Task requirements: Tell how many lines carry the word "million"; the reply is the number and nothing else.

Recorded data

# # #

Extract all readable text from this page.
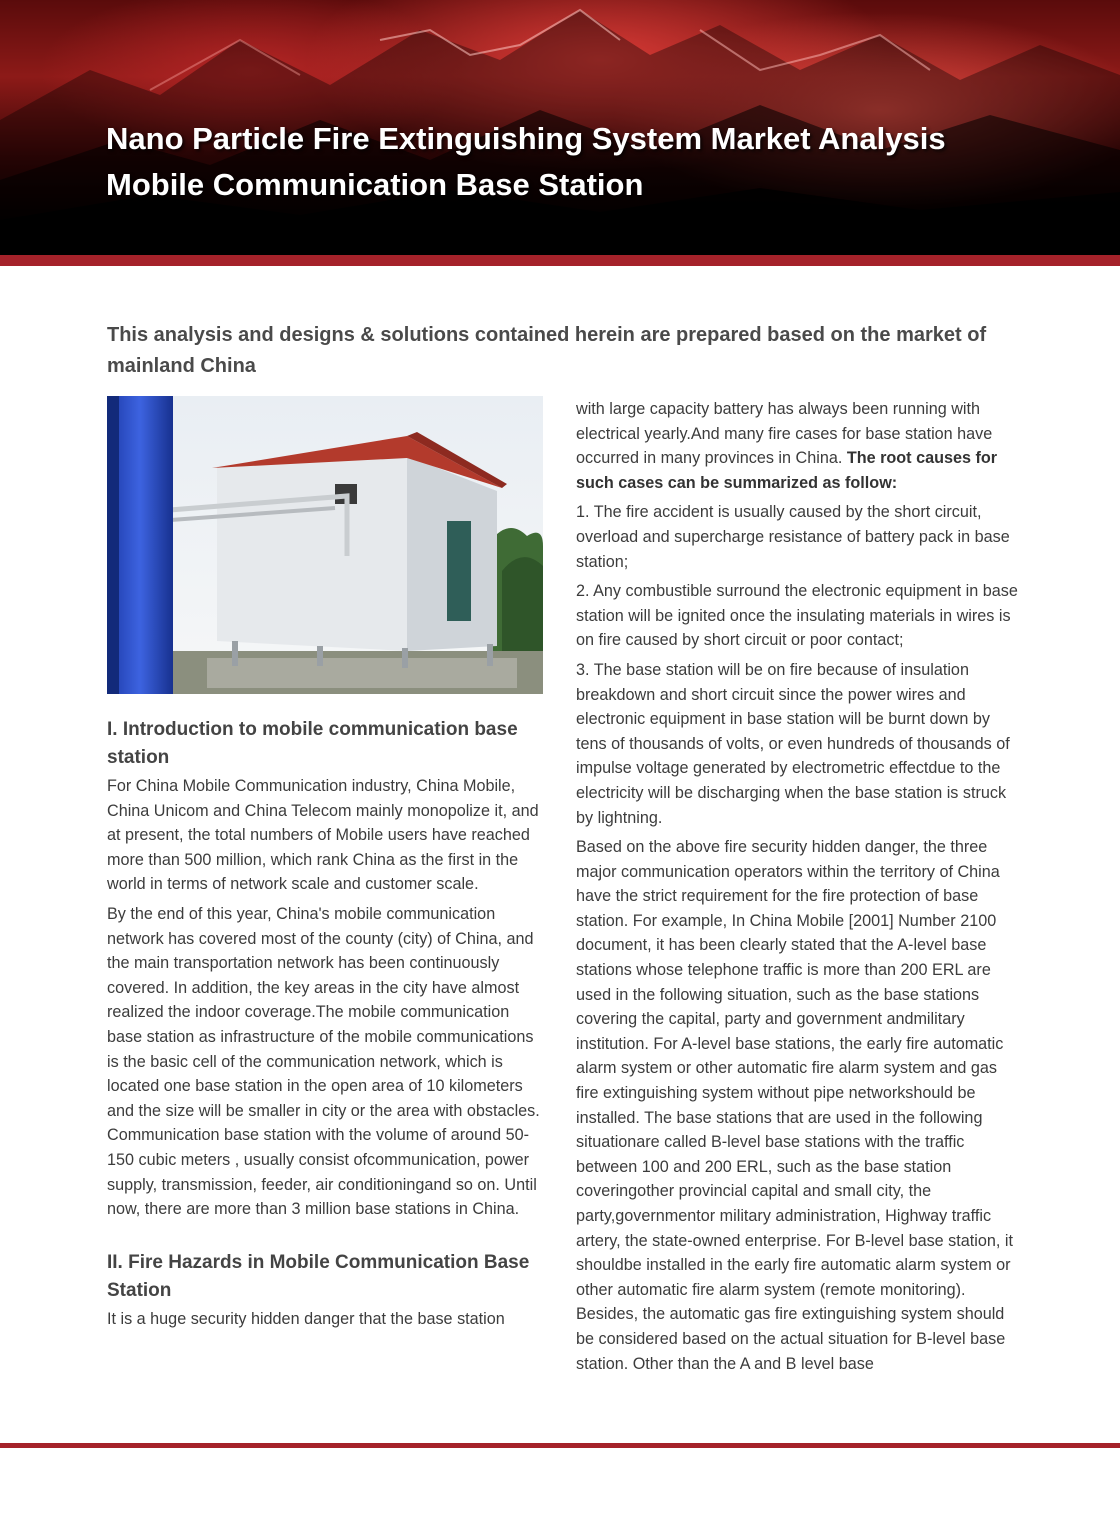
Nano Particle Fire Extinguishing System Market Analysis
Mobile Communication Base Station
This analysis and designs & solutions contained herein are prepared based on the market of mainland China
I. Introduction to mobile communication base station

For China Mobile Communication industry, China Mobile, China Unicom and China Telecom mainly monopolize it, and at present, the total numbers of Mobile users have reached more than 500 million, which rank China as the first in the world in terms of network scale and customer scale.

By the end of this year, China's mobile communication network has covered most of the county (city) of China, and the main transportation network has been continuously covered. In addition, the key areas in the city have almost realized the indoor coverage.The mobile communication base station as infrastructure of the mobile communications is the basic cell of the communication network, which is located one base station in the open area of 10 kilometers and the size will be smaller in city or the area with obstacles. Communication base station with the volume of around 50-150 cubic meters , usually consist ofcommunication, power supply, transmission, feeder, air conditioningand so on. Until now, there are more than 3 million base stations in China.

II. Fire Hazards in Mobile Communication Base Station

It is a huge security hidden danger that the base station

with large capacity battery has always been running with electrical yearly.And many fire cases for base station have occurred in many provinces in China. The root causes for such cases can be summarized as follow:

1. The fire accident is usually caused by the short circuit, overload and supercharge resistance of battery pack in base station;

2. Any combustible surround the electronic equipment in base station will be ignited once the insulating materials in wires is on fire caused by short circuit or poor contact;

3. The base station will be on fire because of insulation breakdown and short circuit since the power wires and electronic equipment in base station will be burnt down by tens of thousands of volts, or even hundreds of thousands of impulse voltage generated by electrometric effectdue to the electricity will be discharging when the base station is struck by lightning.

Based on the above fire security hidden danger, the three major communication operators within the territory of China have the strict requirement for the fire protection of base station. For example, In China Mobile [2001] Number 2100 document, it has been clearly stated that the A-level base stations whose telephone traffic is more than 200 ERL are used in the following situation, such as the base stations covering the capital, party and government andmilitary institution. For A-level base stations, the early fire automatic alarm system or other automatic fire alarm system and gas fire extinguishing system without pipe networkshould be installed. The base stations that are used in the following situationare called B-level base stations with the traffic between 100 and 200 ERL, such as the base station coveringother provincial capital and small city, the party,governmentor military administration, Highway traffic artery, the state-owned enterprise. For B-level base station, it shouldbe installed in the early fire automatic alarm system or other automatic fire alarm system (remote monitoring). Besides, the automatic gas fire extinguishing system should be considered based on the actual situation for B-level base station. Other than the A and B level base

# # #

Solution to this problem: 2